### Do this
Repeat, without any change, the entries presented below.

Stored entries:
• • •
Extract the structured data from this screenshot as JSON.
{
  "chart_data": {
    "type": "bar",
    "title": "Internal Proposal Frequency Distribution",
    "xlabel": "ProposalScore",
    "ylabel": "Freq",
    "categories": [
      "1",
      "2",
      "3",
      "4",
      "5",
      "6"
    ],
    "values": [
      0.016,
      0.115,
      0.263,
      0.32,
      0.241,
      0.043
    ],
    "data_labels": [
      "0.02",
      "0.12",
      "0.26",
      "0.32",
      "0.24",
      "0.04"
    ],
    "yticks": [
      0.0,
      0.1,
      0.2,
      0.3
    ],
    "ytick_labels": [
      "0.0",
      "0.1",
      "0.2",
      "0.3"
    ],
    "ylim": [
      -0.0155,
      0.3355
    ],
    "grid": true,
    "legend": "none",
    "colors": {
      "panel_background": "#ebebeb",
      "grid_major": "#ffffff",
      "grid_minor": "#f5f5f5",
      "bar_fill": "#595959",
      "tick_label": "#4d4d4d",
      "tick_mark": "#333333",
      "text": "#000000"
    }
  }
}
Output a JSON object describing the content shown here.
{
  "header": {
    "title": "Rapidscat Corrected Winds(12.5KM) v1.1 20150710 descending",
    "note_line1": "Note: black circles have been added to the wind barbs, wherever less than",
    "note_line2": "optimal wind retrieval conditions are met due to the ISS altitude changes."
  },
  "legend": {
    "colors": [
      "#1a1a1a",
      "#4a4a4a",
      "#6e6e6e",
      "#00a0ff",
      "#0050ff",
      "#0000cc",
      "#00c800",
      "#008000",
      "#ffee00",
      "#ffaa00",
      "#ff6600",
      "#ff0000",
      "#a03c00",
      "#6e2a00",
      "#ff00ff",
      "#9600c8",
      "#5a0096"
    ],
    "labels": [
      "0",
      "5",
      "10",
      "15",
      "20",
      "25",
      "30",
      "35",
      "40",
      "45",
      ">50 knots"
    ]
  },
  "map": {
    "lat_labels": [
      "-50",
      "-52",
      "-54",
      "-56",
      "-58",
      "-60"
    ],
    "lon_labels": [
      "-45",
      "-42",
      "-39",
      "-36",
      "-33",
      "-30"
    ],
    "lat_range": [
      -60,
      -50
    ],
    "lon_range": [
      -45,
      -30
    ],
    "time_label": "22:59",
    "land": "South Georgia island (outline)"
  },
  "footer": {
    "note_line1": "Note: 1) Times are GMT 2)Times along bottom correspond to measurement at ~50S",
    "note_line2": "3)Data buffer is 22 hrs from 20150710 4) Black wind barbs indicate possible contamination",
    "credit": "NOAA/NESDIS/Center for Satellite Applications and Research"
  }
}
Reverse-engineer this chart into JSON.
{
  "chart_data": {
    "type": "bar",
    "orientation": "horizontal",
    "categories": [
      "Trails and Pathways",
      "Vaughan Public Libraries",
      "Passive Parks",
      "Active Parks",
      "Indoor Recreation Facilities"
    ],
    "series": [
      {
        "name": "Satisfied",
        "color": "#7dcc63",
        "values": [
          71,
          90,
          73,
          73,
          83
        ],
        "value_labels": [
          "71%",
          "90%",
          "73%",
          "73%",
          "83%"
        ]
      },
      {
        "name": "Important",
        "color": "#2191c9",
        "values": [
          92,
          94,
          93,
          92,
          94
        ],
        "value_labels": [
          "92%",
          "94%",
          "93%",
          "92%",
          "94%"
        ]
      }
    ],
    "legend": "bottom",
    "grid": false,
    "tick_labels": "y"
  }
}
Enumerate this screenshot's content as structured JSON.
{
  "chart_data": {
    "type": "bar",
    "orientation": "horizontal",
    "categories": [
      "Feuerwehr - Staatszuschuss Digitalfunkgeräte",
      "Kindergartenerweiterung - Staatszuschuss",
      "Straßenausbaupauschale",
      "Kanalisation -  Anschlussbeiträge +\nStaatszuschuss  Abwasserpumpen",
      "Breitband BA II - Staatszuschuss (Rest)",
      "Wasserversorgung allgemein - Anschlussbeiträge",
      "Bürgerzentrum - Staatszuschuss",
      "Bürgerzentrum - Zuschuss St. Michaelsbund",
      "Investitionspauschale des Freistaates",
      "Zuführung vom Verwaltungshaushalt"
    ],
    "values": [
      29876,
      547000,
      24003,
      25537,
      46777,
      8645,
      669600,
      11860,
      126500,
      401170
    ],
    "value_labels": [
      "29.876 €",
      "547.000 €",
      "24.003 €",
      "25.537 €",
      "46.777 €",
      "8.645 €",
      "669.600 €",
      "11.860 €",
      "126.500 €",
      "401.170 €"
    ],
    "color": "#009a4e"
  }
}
• • •
### Result of this task
Extract the structured data from this screenshot as JSON.
{
  "chart_data": {
    "type": "bar",
    "title": "Internal Proposal Frequency Distribution",
    "xlabel": "ProposalScore",
    "ylabel": "Freq",
    "categories": [
      "1",
      "2",
      "3",
      "4",
      "5",
      "6"
    ],
    "values": [
      0.016,
      0.115,
      0.263,
      0.32,
      0.241,
      0.043
    ],
    "data_labels": [
      "0.02",
      "0.12",
      "0.26",
      "0.32",
      "0.24",
      "0.04"
    ],
    "yticks": [
      0.0,
      0.1,
      0.2,
      0.3
    ],
    "ytick_labels": [
      "0.0",
      "0.1",
      "0.2",
      "0.3"
    ],
    "ylim": [
      -0.0155,
      0.3355
    ],
    "grid": true,
    "legend": "none",
    "colors": {
      "panel_background": "#ebebeb",
      "grid_major": "#ffffff",
      "grid_minor": "#f5f5f5",
      "bar_fill": "#595959",
      "tick_label": "#4d4d4d",
      "tick_mark": "#333333",
      "text": "#000000"
    }
  }
}
Output a JSON object describing the content shown here.
{
  "header": {
    "title": "Rapidscat Corrected Winds(12.5KM) v1.1 20150710 descending",
    "note_line1": "Note: black circles have been added to the wind barbs, wherever less than",
    "note_line2": "optimal wind retrieval conditions are met due to the ISS altitude changes."
  },
  "legend": {
    "colors": [
      "#1a1a1a",
      "#4a4a4a",
      "#6e6e6e",
      "#00a0ff",
      "#0050ff",
      "#0000cc",
      "#00c800",
      "#008000",
      "#ffee00",
      "#ffaa00",
      "#ff6600",
      "#ff0000",
      "#a03c00",
      "#6e2a00",
      "#ff00ff",
      "#9600c8",
      "#5a0096"
    ],
    "labels": [
      "0",
      "5",
      "10",
      "15",
      "20",
      "25",
      "30",
      "35",
      "40",
      "45",
      ">50 knots"
    ]
  },
  "map": {
    "lat_labels": [
      "-50",
      "-52",
      "-54",
      "-56",
      "-58",
      "-60"
    ],
    "lon_labels": [
      "-45",
      "-42",
      "-39",
      "-36",
      "-33",
      "-30"
    ],
    "lat_range": [
      -60,
      -50
    ],
    "lon_range": [
      -45,
      -30
    ],
    "time_label": "22:59",
    "land": "South Georgia island (outline)"
  },
  "footer": {
    "note_line1": "Note: 1) Times are GMT 2)Times along bottom correspond to measurement at ~50S",
    "note_line2": "3)Data buffer is 22 hrs from 20150710 4) Black wind barbs indicate possible contamination",
    "credit": "NOAA/NESDIS/Center for Satellite Applications and Research"
  }
}
Reverse-engineer this chart into JSON.
{
  "chart_data": {
    "type": "bar",
    "orientation": "horizontal",
    "categories": [
      "Trails and Pathways",
      "Vaughan Public Libraries",
      "Passive Parks",
      "Active Parks",
      "Indoor Recreation Facilities"
    ],
    "series": [
      {
        "name": "Satisfied",
        "color": "#7dcc63",
        "values": [
          71,
          90,
          73,
          73,
          83
        ],
        "value_labels": [
          "71%",
          "90%",
          "73%",
          "73%",
          "83%"
        ]
      },
      {
        "name": "Important",
        "color": "#2191c9",
        "values": [
          92,
          94,
          93,
          92,
          94
        ],
        "value_labels": [
          "92%",
          "94%",
          "93%",
          "92%",
          "94%"
        ]
      }
    ],
    "legend": "bottom",
    "grid": false,
    "tick_labels": "y"
  }
}
Enumerate this screenshot's content as structured JSON.
{
  "chart_data": {
    "type": "bar",
    "orientation": "horizontal",
    "categories": [
      "Feuerwehr - Staatszuschuss Digitalfunkgeräte",
      "Kindergartenerweiterung - Staatszuschuss",
      "Straßenausbaupauschale",
      "Kanalisation -  Anschlussbeiträge +\nStaatszuschuss  Abwasserpumpen",
      "Breitband BA II - Staatszuschuss (Rest)",
      "Wasserversorgung allgemein - Anschlussbeiträge",
      "Bürgerzentrum - Staatszuschuss",
      "Bürgerzentrum - Zuschuss St. Michaelsbund",
      "Investitionspauschale des Freistaates",
      "Zuführung vom Verwaltungshaushalt"
    ],
    "values": [
      29876,
      547000,
      24003,
      25537,
      46777,
      8645,
      669600,
      11860,
      126500,
      401170
    ],
    "value_labels": [
      "29.876 €",
      "547.000 €",
      "24.003 €",
      "25.537 €",
      "46.777 €",
      "8.645 €",
      "669.600 €",
      "11.860 €",
      "126.500 €",
      "401.170 €"
    ],
    "color": "#009a4e"
  }
}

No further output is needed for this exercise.